REQUIREMENTS -> Every entry below should be printed exactly, without its images.

-- Start of DATA --

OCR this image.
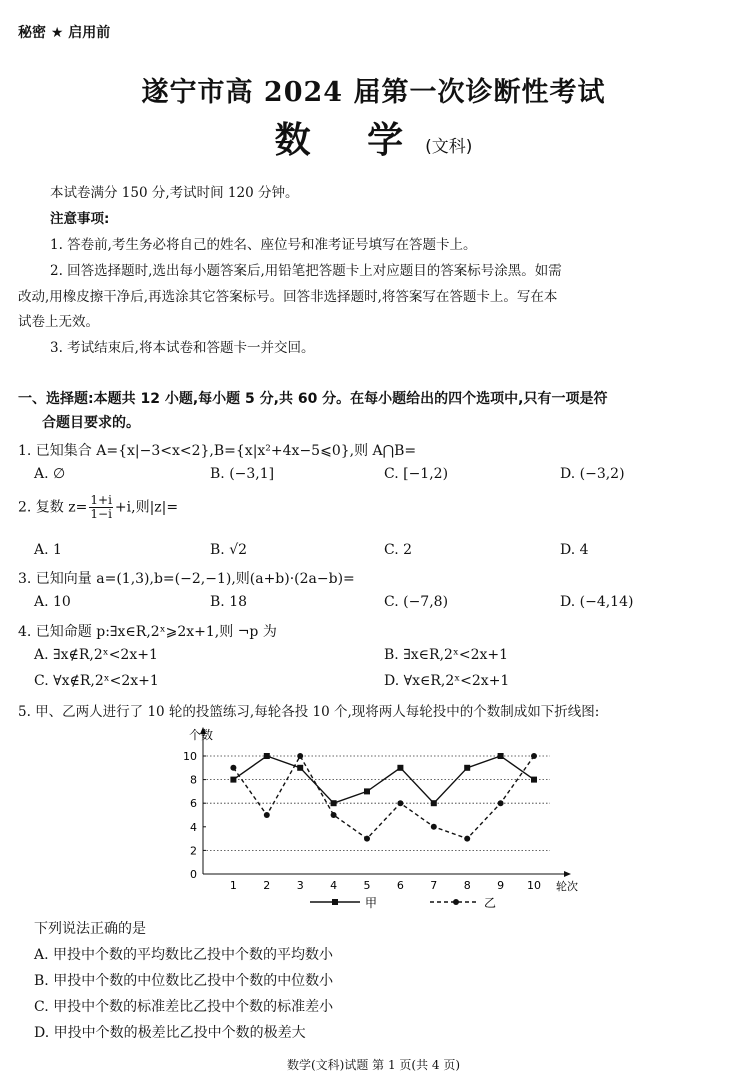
秘密 ★ 启用前
遂宁市高 2024 届第一次诊断性考试
数 学(文科)
本试卷满分 150 分,考试时间 120 分钟。
注意事项:
1. 答卷前,考生务必将自己的姓名、座位号和准考证号填写在答题卡上。
2. 回答选择题时,选出每小题答案后,用铅笔把答题卡上对应题目的答案标号涂黑。如需
改动,用橡皮擦干净后,再选涂其它答案标号。回答非选择题时,将答案写在答题卡上。写在本
试卷上无效。
3. 考试结束后,将本试卷和答题卡一并交回。
一、选择题:本题共 12 小题,每小题 5 分,共 60 分。在每小题给出的四个选项中,只有一项是符
合题目要求的。
1. 已知集合 A={x|−3<x<2},B={x|x²+4x−5⩽0},则 A⋂B=
A. ∅	B. (−3,1]	C. [−1,2)	D. (−3,2)
2. 复数 $z= \frac{1+i}{1-i} +i$,则|z|=
A. 1	B. √2	C. 2	D. 4
3. 已知向量 a=(1,3),b=(−2,−1),则(a+b)·(2a−b)=
A. 10	B. 18	C. (−7,8)	D. (−4,14)
4. 已知命题 p:∃x∈R,2ˣ⩾2x+1,则 ¬p 为
A. ∃x∉R,2ˣ<2x+1	B. ∃x∈R,2ˣ<2x+1
C. ∀x∉R,2ˣ<2x+1	D. ∀x∈R,2ˣ<2x+1
5. 甲、乙两人进行了 10 轮的投篮练习,每轮各投 10 个,现将两人每轮投中的个数制成如下折线图:
个数
轮次
0
2
4
6
8
10
1 2 3 4 5 6 7 8 9 10
甲	乙
下列说法正确的是
A. 甲投中个数的平均数比乙投中个数的平均数小
B. 甲投中个数的中位数比乙投中个数的中位数小
C. 甲投中个数的标准差比乙投中个数的标准差小
D. 甲投中个数的极差比乙投中个数的极差大
数学(文科)试题 第 1 页(共 4 页)
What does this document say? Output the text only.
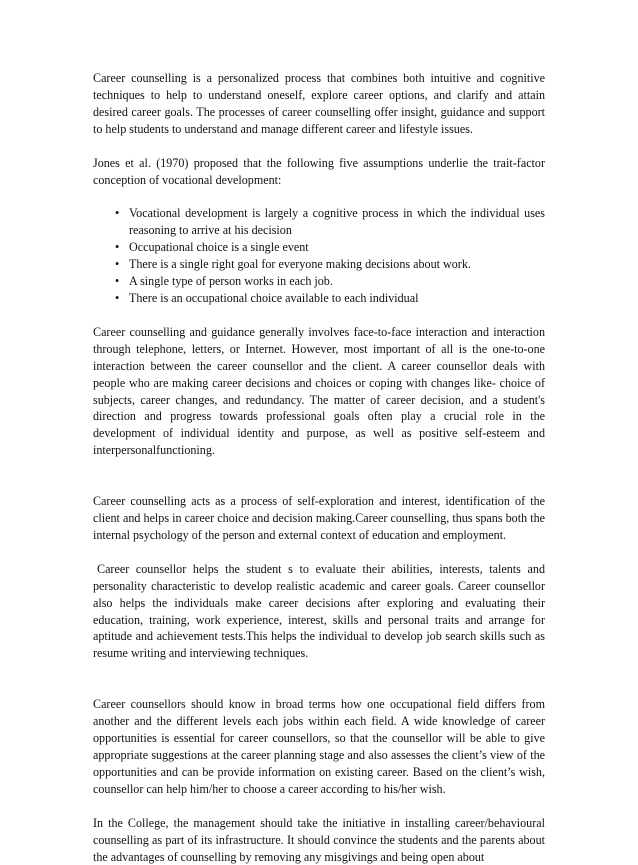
Career counselling is a personalized process that combines both intuitive and cognitive techniques to help to understand oneself, explore career options, and clarify and attain desired career goals. The processes of career counselling offer insight, guidance and support to help students to understand and manage different career and lifestyle issues.

Jones et al. (1970) proposed that the following five assumptions underlie the trait-factor conception of vocational development:

• Vocational development is largely a cognitive process in which the individual uses reasoning to arrive at his decision
• Occupational choice is a single event
• There is a single right goal for everyone making decisions about work.
• A single type of person works in each job.
• There is an occupational choice available to each individual

Career counselling and guidance generally involves face-to-face interaction and interaction through telephone, letters, or Internet. However, most important of all is the one-to-one interaction between the career counsellor and the client. A career counsellor deals with people who are making career decisions and choices or coping with changes like- choice of subjects, career changes, and redundancy. The matter of career decision, and a student's direction and progress towards professional goals often play a crucial role in the development of individual identity and purpose, as well as positive self-esteem and interpersonalfunctioning.

Career counselling acts as a process of self-exploration and interest, identification of the client and helps in career choice and decision making.Career counselling, thus spans both the internal psychology of the person and external context of education and employment.

Career counsellor helps the student s to evaluate their abilities, interests, talents and personality characteristic to develop realistic academic and career goals. Career counsellor also helps the individuals make career decisions after exploring and evaluating their education, training, work experience, interest, skills and personal traits and arrange for aptitude and achievement tests.This helps the individual to develop job search skills such as resume writing and interviewing techniques.

Career counsellors should know in broad terms how one occupational field differs from another and the different levels each jobs within each field. A wide knowledge of career opportunities is essential for career counsellors, so that the counsellor will be able to give appropriate suggestions at the career planning stage and also assesses the client’s view of the opportunities and can be provide information on existing career. Based on the client’s wish, counsellor can help him/her to choose a career according to his/her wish.

In the College, the management should take the initiative in installing career/behavioural counselling as part of its infrastructure. It should convince the students and the parents about the advantages of counselling by removing any misgivings and being open about
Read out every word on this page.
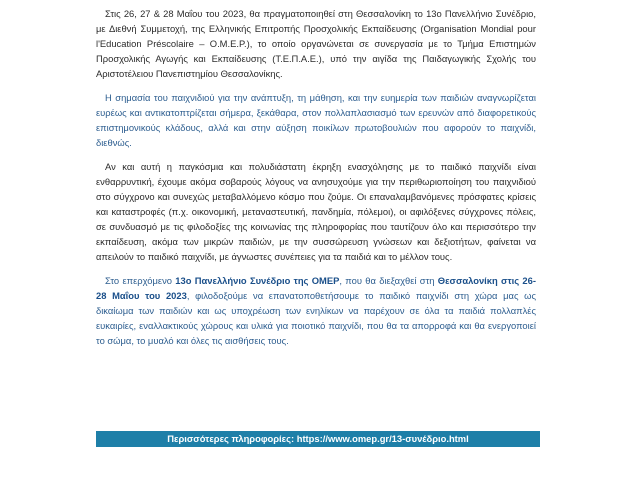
Στις 26, 27 & 28 Μαΐου του 2023, θα πραγματοποιηθεί στη Θεσσαλονίκη το 13ο Πανελλήνιο Συνέδριο, με Διεθνή Συμμετοχή, της Ελληνικής Επιτροπής Προσχολικής Εκπαίδευσης (Organisation Mondial pour l'Education Préscolaire – O.M.E.P.), το οποίο οργανώνεται σε συνεργασία με το Τμήμα Επιστημών Προσχολικής Αγωγής και Εκπαίδευσης (Τ.Ε.Π.Α.Ε.), υπό την αιγίδα της Παιδαγωγικής Σχολής του Αριστοτέλειου Πανεπιστημίου Θεσσαλονίκης.

Η σημασία του παιχνιδιού για την ανάπτυξη, τη μάθηση, και την ευημερία των παιδιών αναγνωρίζεται ευρέως και αντικατοπτρίζεται σήμερα, ξεκάθαρα, στον πολλαπλασιασμό των ερευνών από διαφορετικούς επιστημονικούς κλάδους, αλλά και στην αύξηση ποικίλων πρωτοβουλιών που αφορούν το παιχνίδι, διεθνώς.

Αν και αυτή η παγκόσμια και πολυδιάστατη έκρηξη ενασχόλησης με το παιδικό παιχνίδι είναι ενθαρρυντική, έχουμε ακόμα σοβαρούς λόγους να ανησυχούμε για την περιθωριοποίηση του παιχνιδιού στο σύγχρονο και συνεχώς μεταβαλλόμενο κόσμο που ζούμε. Οι επαναλαμβανόμενες πρόσφατες κρίσεις και καταστροφές (π.χ. οικονομική, μεταναστευτική, πανδημία, πόλεμοι), οι αφιλόξενες σύγχρονες πόλεις, σε συνδυασμό με τις φιλοδοξίες της κοινωνίας της πληροφορίας που ταυτίζουν όλο και περισσότερο την εκπαίδευση, ακόμα των μικρών παιδιών, με την συσσώρευση γνώσεων και δεξιοτήτων, φαίνεται να απειλούν το παιδικό παιχνίδι, με άγνωστες συνέπειες για τα παιδιά και το μέλλον τους.

Στο επερχόμενο 13ο Πανελλήνιο Συνέδριο της ΟΜΕΡ, που θα διεξαχθεί στη Θεσσαλονίκη στις 26-28 Μαΐου του 2023, φιλοδοξούμε να επανατοποθετήσουμε το παιδικό παιχνίδι στη χώρα μας ως δικαίωμα των παιδιών και ως υποχρέωση των ενηλίκων να παρέχουν σε όλα τα παιδιά πολλαπλές ευκαιρίες, εναλλακτικούς χώρους και υλικά για ποιοτικό παιχνίδι, που θα τα απορροφά και θα ενεργοποιεί το σώμα, το μυαλό και όλες τις αισθήσεις τους.

Περισσότερες πληροφορίες: https://www.omep.gr/13-συνέδριο.html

-- End of DATA --

RESULT OF THIS EXERCISE ->
OCR this image.
秘密 ★ 启用前
遂宁市高 2024 届第一次诊断性考试
数 学(文科)
本试卷满分 150 分,考试时间 120 分钟。
注意事项:
1. 答卷前,考生务必将自己的姓名、座位号和准考证号填写在答题卡上。
2. 回答选择题时,选出每小题答案后,用铅笔把答题卡上对应题目的答案标号涂黑。如需
改动,用橡皮擦干净后,再选涂其它答案标号。回答非选择题时,将答案写在答题卡上。写在本
试卷上无效。
3. 考试结束后,将本试卷和答题卡一并交回。
一、选择题:本题共 12 小题,每小题 5 分,共 60 分。在每小题给出的四个选项中,只有一项是符
合题目要求的。
1. 已知集合 A={x|−3<x<2},B={x|x²+4x−5⩽0},则 A⋂B=
A. ∅	B. (−3,1]	C. [−1,2)	D. (−3,2)
2. 复数 $z= \frac{1+i}{1-i} +i$,则|z|=
A. 1	B. √2	C. 2	D. 4
3. 已知向量 a=(1,3),b=(−2,−1),则(a+b)·(2a−b)=
A. 10	B. 18	C. (−7,8)	D. (−4,14)
4. 已知命题 p:∃x∈R,2ˣ⩾2x+1,则 ¬p 为
A. ∃x∉R,2ˣ<2x+1	B. ∃x∈R,2ˣ<2x+1
C. ∀x∉R,2ˣ<2x+1	D. ∀x∈R,2ˣ<2x+1
5. 甲、乙两人进行了 10 轮的投篮练习,每轮各投 10 个,现将两人每轮投中的个数制成如下折线图:
个数
轮次
0
2
4
6
8
10
1 2 3 4 5 6 7 8 9 10
甲	乙
下列说法正确的是
A. 甲投中个数的平均数比乙投中个数的平均数小
B. 甲投中个数的中位数比乙投中个数的中位数小
C. 甲投中个数的标准差比乙投中个数的标准差小
D. 甲投中个数的极差比乙投中个数的极差大
数学(文科)试题 第 1 页(共 4 页)
What does this document say? Output the text only.
Career counselling is a personalized process that combines both intuitive and cognitive techniques to help to understand oneself, explore career options, and clarify and attain desired career goals. The processes of career counselling offer insight, guidance and support to help students to understand and manage different career and lifestyle issues.

Jones et al. (1970) proposed that the following five assumptions underlie the trait-factor conception of vocational development:

• Vocational development is largely a cognitive process in which the individual uses reasoning to arrive at his decision
• Occupational choice is a single event
• There is a single right goal for everyone making decisions about work.
• A single type of person works in each job.
• There is an occupational choice available to each individual

Career counselling and guidance generally involves face-to-face interaction and interaction through telephone, letters, or Internet. However, most important of all is the one-to-one interaction between the career counsellor and the client. A career counsellor deals with people who are making career decisions and choices or coping with changes like- choice of subjects, career changes, and redundancy. The matter of career decision, and a student's direction and progress towards professional goals often play a crucial role in the development of individual identity and purpose, as well as positive self-esteem and interpersonalfunctioning.

Career counselling acts as a process of self-exploration and interest, identification of the client and helps in career choice and decision making.Career counselling, thus spans both the internal psychology of the person and external context of education and employment.

Career counsellor helps the student s to evaluate their abilities, interests, talents and personality characteristic to develop realistic academic and career goals. Career counsellor also helps the individuals make career decisions after exploring and evaluating their education, training, work experience, interest, skills and personal traits and arrange for aptitude and achievement tests.This helps the individual to develop job search skills such as resume writing and interviewing techniques.

Career counsellors should know in broad terms how one occupational field differs from another and the different levels each jobs within each field. A wide knowledge of career opportunities is essential for career counsellors, so that the counsellor will be able to give appropriate suggestions at the career planning stage and also assesses the client’s view of the opportunities and can be provide information on existing career. Based on the client’s wish, counsellor can help him/her to choose a career according to his/her wish.

In the College, the management should take the initiative in installing career/behavioural counselling as part of its infrastructure. It should convince the students and the parents about the advantages of counselling by removing any misgivings and being open about
Read out every word on this page.
Στις 26, 27 & 28 Μαΐου του 2023, θα πραγματοποιηθεί στη Θεσσαλονίκη το 13ο Πανελλήνιο Συνέδριο, με Διεθνή Συμμετοχή, της Ελληνικής Επιτροπής Προσχολικής Εκπαίδευσης (Organisation Mondial pour l'Education Préscolaire – O.M.E.P.), το οποίο οργανώνεται σε συνεργασία με το Τμήμα Επιστημών Προσχολικής Αγωγής και Εκπαίδευσης (Τ.Ε.Π.Α.Ε.), υπό την αιγίδα της Παιδαγωγικής Σχολής του Αριστοτέλειου Πανεπιστημίου Θεσσαλονίκης.

Η σημασία του παιχνιδιού για την ανάπτυξη, τη μάθηση, και την ευημερία των παιδιών αναγνωρίζεται ευρέως και αντικατοπτρίζεται σήμερα, ξεκάθαρα, στον πολλαπλασιασμό των ερευνών από διαφορετικούς επιστημονικούς κλάδους, αλλά και στην αύξηση ποικίλων πρωτοβουλιών που αφορούν το παιχνίδι, διεθνώς.

Αν και αυτή η παγκόσμια και πολυδιάστατη έκρηξη ενασχόλησης με το παιδικό παιχνίδι είναι ενθαρρυντική, έχουμε ακόμα σοβαρούς λόγους να ανησυχούμε για την περιθωριοποίηση του παιχνιδιού στο σύγχρονο και συνεχώς μεταβαλλόμενο κόσμο που ζούμε. Οι επαναλαμβανόμενες πρόσφατες κρίσεις και καταστροφές (π.χ. οικονομική, μεταναστευτική, πανδημία, πόλεμοι), οι αφιλόξενες σύγχρονες πόλεις, σε συνδυασμό με τις φιλοδοξίες της κοινωνίας της πληροφορίας που ταυτίζουν όλο και περισσότερο την εκπαίδευση, ακόμα των μικρών παιδιών, με την συσσώρευση γνώσεων και δεξιοτήτων, φαίνεται να απειλούν το παιδικό παιχνίδι, με άγνωστες συνέπειες για τα παιδιά και το μέλλον τους.

Στο επερχόμενο 13ο Πανελλήνιο Συνέδριο της ΟΜΕΡ, που θα διεξαχθεί στη Θεσσαλονίκη στις 26-28 Μαΐου του 2023, φιλοδοξούμε να επανατοποθετήσουμε το παιδικό παιχνίδι στη χώρα μας ως δικαίωμα των παιδιών και ως υποχρέωση των ενηλίκων να παρέχουν σε όλα τα παιδιά πολλαπλές ευκαιρίες, εναλλακτικούς χώρους και υλικά για ποιοτικό παιχνίδι, που θα τα απορροφά και θα ενεργοποιεί το σώμα, το μυαλό και όλες τις αισθήσεις τους.

Περισσότερες πληροφορίες: https://www.omep.gr/13-συνέδριο.html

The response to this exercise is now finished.